Give back the full listing, character for character, with no pictures.

* begin Record excerpts *

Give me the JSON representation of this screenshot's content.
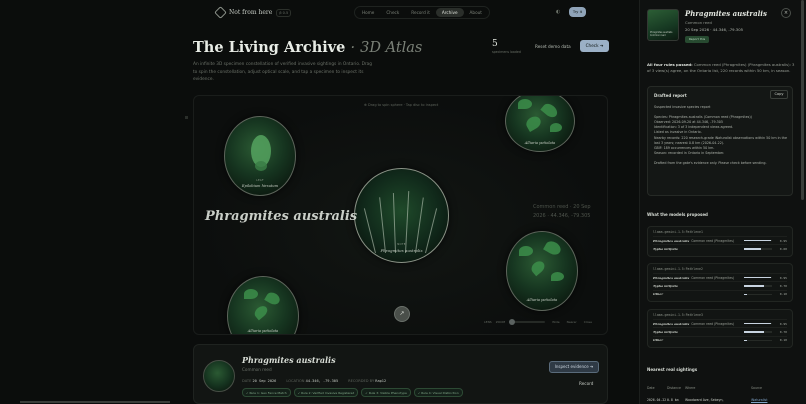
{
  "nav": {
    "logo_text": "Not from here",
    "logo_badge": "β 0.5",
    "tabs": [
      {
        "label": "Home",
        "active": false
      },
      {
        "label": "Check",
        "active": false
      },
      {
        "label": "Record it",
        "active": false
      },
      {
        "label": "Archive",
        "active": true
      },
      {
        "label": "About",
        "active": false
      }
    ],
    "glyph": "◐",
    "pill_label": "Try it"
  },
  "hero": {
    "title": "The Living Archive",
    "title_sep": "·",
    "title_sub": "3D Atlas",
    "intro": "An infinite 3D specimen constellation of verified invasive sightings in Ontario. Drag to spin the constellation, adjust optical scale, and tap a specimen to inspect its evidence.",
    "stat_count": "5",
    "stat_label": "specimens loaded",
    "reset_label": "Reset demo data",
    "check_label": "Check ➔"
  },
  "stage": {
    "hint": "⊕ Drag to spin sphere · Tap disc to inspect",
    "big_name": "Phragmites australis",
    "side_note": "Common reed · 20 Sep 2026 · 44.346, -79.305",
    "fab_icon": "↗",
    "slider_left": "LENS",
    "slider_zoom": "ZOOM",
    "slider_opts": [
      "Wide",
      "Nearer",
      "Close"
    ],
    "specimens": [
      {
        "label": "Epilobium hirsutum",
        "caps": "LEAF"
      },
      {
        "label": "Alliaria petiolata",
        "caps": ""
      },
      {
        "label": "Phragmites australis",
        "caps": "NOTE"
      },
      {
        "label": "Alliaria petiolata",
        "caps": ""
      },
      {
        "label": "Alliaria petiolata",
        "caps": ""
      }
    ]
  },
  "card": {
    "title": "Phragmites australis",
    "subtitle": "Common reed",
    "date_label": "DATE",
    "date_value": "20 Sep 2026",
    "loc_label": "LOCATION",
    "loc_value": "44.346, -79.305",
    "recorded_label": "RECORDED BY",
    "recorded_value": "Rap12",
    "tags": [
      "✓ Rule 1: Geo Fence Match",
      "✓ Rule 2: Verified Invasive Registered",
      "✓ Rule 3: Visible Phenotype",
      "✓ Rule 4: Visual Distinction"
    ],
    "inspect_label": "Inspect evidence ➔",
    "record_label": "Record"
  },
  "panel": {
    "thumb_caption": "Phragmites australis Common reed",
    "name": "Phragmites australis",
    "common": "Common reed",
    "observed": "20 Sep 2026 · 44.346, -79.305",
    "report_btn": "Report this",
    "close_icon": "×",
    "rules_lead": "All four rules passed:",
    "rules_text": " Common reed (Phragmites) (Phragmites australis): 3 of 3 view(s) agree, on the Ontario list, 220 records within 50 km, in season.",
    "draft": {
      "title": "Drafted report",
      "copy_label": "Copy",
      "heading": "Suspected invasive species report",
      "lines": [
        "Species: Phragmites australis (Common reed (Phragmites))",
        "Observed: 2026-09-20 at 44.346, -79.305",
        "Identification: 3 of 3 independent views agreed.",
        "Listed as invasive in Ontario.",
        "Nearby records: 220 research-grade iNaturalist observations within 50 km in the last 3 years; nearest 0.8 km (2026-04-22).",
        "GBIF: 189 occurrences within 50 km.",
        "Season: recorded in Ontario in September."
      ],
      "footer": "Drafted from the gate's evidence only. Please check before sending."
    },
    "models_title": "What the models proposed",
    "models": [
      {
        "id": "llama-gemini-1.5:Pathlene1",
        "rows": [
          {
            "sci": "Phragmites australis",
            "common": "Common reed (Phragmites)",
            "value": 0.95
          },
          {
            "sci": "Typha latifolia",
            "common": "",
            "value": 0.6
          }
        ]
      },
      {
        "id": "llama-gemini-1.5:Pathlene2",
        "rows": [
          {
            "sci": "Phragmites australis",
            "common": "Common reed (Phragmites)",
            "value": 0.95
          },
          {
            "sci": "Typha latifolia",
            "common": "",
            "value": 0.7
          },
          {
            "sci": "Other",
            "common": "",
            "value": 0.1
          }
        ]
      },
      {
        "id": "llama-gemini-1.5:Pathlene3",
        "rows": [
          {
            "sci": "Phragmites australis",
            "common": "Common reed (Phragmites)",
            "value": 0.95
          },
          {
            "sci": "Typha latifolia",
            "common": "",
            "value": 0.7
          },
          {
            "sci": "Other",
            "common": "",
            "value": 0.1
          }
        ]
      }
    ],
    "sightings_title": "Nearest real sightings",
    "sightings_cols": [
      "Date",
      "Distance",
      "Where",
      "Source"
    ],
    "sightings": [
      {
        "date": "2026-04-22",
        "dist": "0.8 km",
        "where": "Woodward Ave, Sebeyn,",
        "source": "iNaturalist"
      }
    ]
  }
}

* end Record excerpts *

The solution:
Give me the JSON representation of this screenshot's content.
{
  "nav": {
    "logo_text": "Not from here",
    "logo_badge": "β 0.5",
    "tabs": [
      {
        "label": "Home",
        "active": false
      },
      {
        "label": "Check",
        "active": false
      },
      {
        "label": "Record it",
        "active": false
      },
      {
        "label": "Archive",
        "active": true
      },
      {
        "label": "About",
        "active": false
      }
    ],
    "glyph": "◐",
    "pill_label": "Try it"
  },
  "hero": {
    "title": "The Living Archive",
    "title_sep": "·",
    "title_sub": "3D Atlas",
    "intro": "An infinite 3D specimen constellation of verified invasive sightings in Ontario. Drag to spin the constellation, adjust optical scale, and tap a specimen to inspect its evidence.",
    "stat_count": "5",
    "stat_label": "specimens loaded",
    "reset_label": "Reset demo data",
    "check_label": "Check ➔"
  },
  "stage": {
    "hint": "⊕ Drag to spin sphere · Tap disc to inspect",
    "big_name": "Phragmites australis",
    "side_note": "Common reed · 20 Sep 2026 · 44.346, -79.305",
    "fab_icon": "↗",
    "slider_left": "LENS",
    "slider_zoom": "ZOOM",
    "slider_opts": [
      "Wide",
      "Nearer",
      "Close"
    ],
    "specimens": [
      {
        "label": "Epilobium hirsutum",
        "caps": "LEAF"
      },
      {
        "label": "Alliaria petiolata",
        "caps": ""
      },
      {
        "label": "Phragmites australis",
        "caps": "NOTE"
      },
      {
        "label": "Alliaria petiolata",
        "caps": ""
      },
      {
        "label": "Alliaria petiolata",
        "caps": ""
      }
    ]
  },
  "card": {
    "title": "Phragmites australis",
    "subtitle": "Common reed",
    "date_label": "DATE",
    "date_value": "20 Sep 2026",
    "loc_label": "LOCATION",
    "loc_value": "44.346, -79.305",
    "recorded_label": "RECORDED BY",
    "recorded_value": "Rap12",
    "tags": [
      "✓ Rule 1: Geo Fence Match",
      "✓ Rule 2: Verified Invasive Registered",
      "✓ Rule 3: Visible Phenotype",
      "✓ Rule 4: Visual Distinction"
    ],
    "inspect_label": "Inspect evidence ➔",
    "record_label": "Record"
  },
  "panel": {
    "thumb_caption": "Phragmites australis Common reed",
    "name": "Phragmites australis",
    "common": "Common reed",
    "observed": "20 Sep 2026 · 44.346, -79.305",
    "report_btn": "Report this",
    "close_icon": "×",
    "rules_lead": "All four rules passed:",
    "rules_text": " Common reed (Phragmites) (Phragmites australis): 3 of 3 view(s) agree, on the Ontario list, 220 records within 50 km, in season.",
    "draft": {
      "title": "Drafted report",
      "copy_label": "Copy",
      "heading": "Suspected invasive species report",
      "lines": [
        "Species: Phragmites australis (Common reed (Phragmites))",
        "Observed: 2026-09-20 at 44.346, -79.305",
        "Identification: 3 of 3 independent views agreed.",
        "Listed as invasive in Ontario.",
        "Nearby records: 220 research-grade iNaturalist observations within 50 km in the last 3 years; nearest 0.8 km (2026-04-22).",
        "GBIF: 189 occurrences within 50 km.",
        "Season: recorded in Ontario in September."
      ],
      "footer": "Drafted from the gate's evidence only. Please check before sending."
    },
    "models_title": "What the models proposed",
    "models": [
      {
        "id": "llama-gemini-1.5:Pathlene1",
        "rows": [
          {
            "sci": "Phragmites australis",
            "common": "Common reed (Phragmites)",
            "value": 0.95
          },
          {
            "sci": "Typha latifolia",
            "common": "",
            "value": 0.6
          }
        ]
      },
      {
        "id": "llama-gemini-1.5:Pathlene2",
        "rows": [
          {
            "sci": "Phragmites australis",
            "common": "Common reed (Phragmites)",
            "value": 0.95
          },
          {
            "sci": "Typha latifolia",
            "common": "",
            "value": 0.7
          },
          {
            "sci": "Other",
            "common": "",
            "value": 0.1
          }
        ]
      },
      {
        "id": "llama-gemini-1.5:Pathlene3",
        "rows": [
          {
            "sci": "Phragmites australis",
            "common": "Common reed (Phragmites)",
            "value": 0.95
          },
          {
            "sci": "Typha latifolia",
            "common": "",
            "value": 0.7
          },
          {
            "sci": "Other",
            "common": "",
            "value": 0.1
          }
        ]
      }
    ],
    "sightings_title": "Nearest real sightings",
    "sightings_cols": [
      "Date",
      "Distance",
      "Where",
      "Source"
    ],
    "sightings": [
      {
        "date": "2026-04-22",
        "dist": "0.8 km",
        "where": "Woodward Ave, Sebeyn,",
        "source": "iNaturalist"
      }
    ]
  }
}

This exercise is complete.